- [Passage provided]:
+ + + + +

# Locating Wood (Mini Logs)



## stevetheteacher (Jun 14, 2015)

I am having difficulty locating wood in my area. The closest Bass Pro is an hour away and there are no Academy Sports any where near me. My Home Depot only carries Brinkmann brand Hickory and Mesquite.

I would be open to ordering online if anyone can make a recommendation. What brand do you use? Thanks in advance!

Steve


----------



## brandon91 (Jun 14, 2015)

You might try looking on craigslist, search firewood for the keyword. I got my whole pickup bed full of oak and maple for $50 a few months ago.


----------



## wimpy69 (Jun 14, 2015)

What he said. You could also inquire at some of the orchards not far from you about prunings of apple, peach etc. Just ask if they been sprayed. Conte farms in Tabernacle would be the first place i'd look at.


----------



## stevetheteacher (Jun 14, 2015)

Are splits the ones that look like mini logs? I have no objection to chunks either.


----------



## zardrel (Jun 14, 2015)

you can also, search your local area for the wood, such as the forest. neighbors, and try to get a price.


----------



## wimpy69 (Jun 14, 2015)

Yes, as far as chunks go, depot usaully has cherry, pecan, apple etc. Check out lowes for both. I was in walmart today and they had a good selection of chunks. If your going strictly stick, look for logs and invest in some tools to take them down to size. As Zardrel stated above, today I felled my neighbors mulberry tree for free and he bought the beer to boot. Won't be seasoned for at least a year but thats how you start acquiring your stock pile.


----------



## stevetheteacher (Jun 14, 2015)

Chopping wood isn't for me. I need to buy.

+ + + + +

- [Given information]:
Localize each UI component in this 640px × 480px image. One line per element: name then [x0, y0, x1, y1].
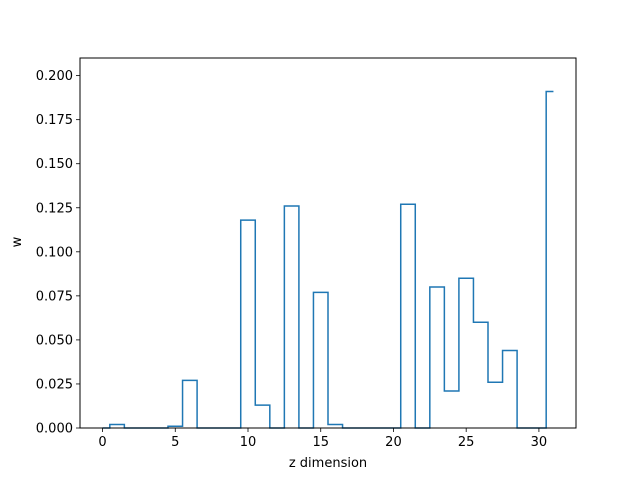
- x-tick-label: 30: [531, 435, 548, 450]
- axes-frame: [79, 57, 577, 429]
- x-tick-label: 0: [98, 435, 106, 450]
- x-axis-ticks: 0 5 10 15 20 25 30: [98, 428, 547, 450]
- y-tick-label: 0.050: [36, 333, 73, 348]
- y-tick-label: 0.075: [36, 289, 73, 304]
- y-tick-label: 0.125: [36, 201, 73, 216]
- x-tick-label: 20: [385, 435, 402, 450]
- y-tick-label: 0.100: [36, 245, 73, 260]
- y-tick-label: 0.150: [36, 157, 73, 172]
- x-tick-label: 25: [458, 435, 475, 450]
- y-tick-label: 0.175: [36, 113, 73, 128]
- x-axis-label: z dimension: [289, 456, 367, 471]
- x-tick-label: 15: [312, 435, 329, 450]
- x-tick-label: 5: [171, 435, 179, 450]
- x-tick-label: 10: [240, 435, 257, 450]
- plot-area: [102, 90, 554, 429]
- y-tick-label: 0.000: [36, 422, 73, 437]
- y-axis-ticks: 0.000 0.025 0.050 0.075 0.100 0.125 0.150 0.175…: [36, 69, 80, 437]
- series-step-line: [102, 90, 554, 429]
- y-axis-label: w: [10, 236, 25, 247]
- y-tick-label: 0.025: [36, 377, 73, 392]
- y-tick-label: 0.200: [36, 69, 73, 84]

+ + + + +

- [What you are asked to do]:
Reproduce the forum thread above on locating wood, word for word and in full.

- [Result of this task]:
# Locating Wood (Mini Logs)



## stevetheteacher (Jun 14, 2015)

I am having difficulty locating wood in my area. The closest Bass Pro is an hour away and there are no Academy Sports any where near me. My Home Depot only carries Brinkmann brand Hickory and Mesquite.

I would be open to ordering online if anyone can make a recommendation. What brand do you use? Thanks in advance!

Steve


----------



## brandon91 (Jun 14, 2015)

You might try looking on craigslist, search firewood for the keyword. I got my whole pickup bed full of oak and maple for $50 a few months ago.


----------



## wimpy69 (Jun 14, 2015)

What he said. You could also inquire at some of the orchards not far from you about prunings of apple, peach etc. Just ask if they been sprayed. Conte farms in Tabernacle would be the first place i'd look at.


----------



## stevetheteacher (Jun 14, 2015)

Are splits the ones that look like mini logs? I have no objection to chunks either.


----------



## zardrel (Jun 14, 2015)

you can also, search your local area for the wood, such as the forest. neighbors, and try to get a price.


----------



## wimpy69 (Jun 14, 2015)

Yes, as far as chunks go, depot usaully has cherry, pecan, apple etc. Check out lowes for both. I was in walmart today and they had a good selection of chunks. If your going strictly stick, look for logs and invest in some tools to take them down to size. As Zardrel stated above, today I felled my neighbors mulberry tree for free and he bought the beer to boot. Won't be seasoned for at least a year but thats how you start acquiring your stock pile.


----------



## stevetheteacher (Jun 14, 2015)

Chopping wood isn't for me. I need to buy.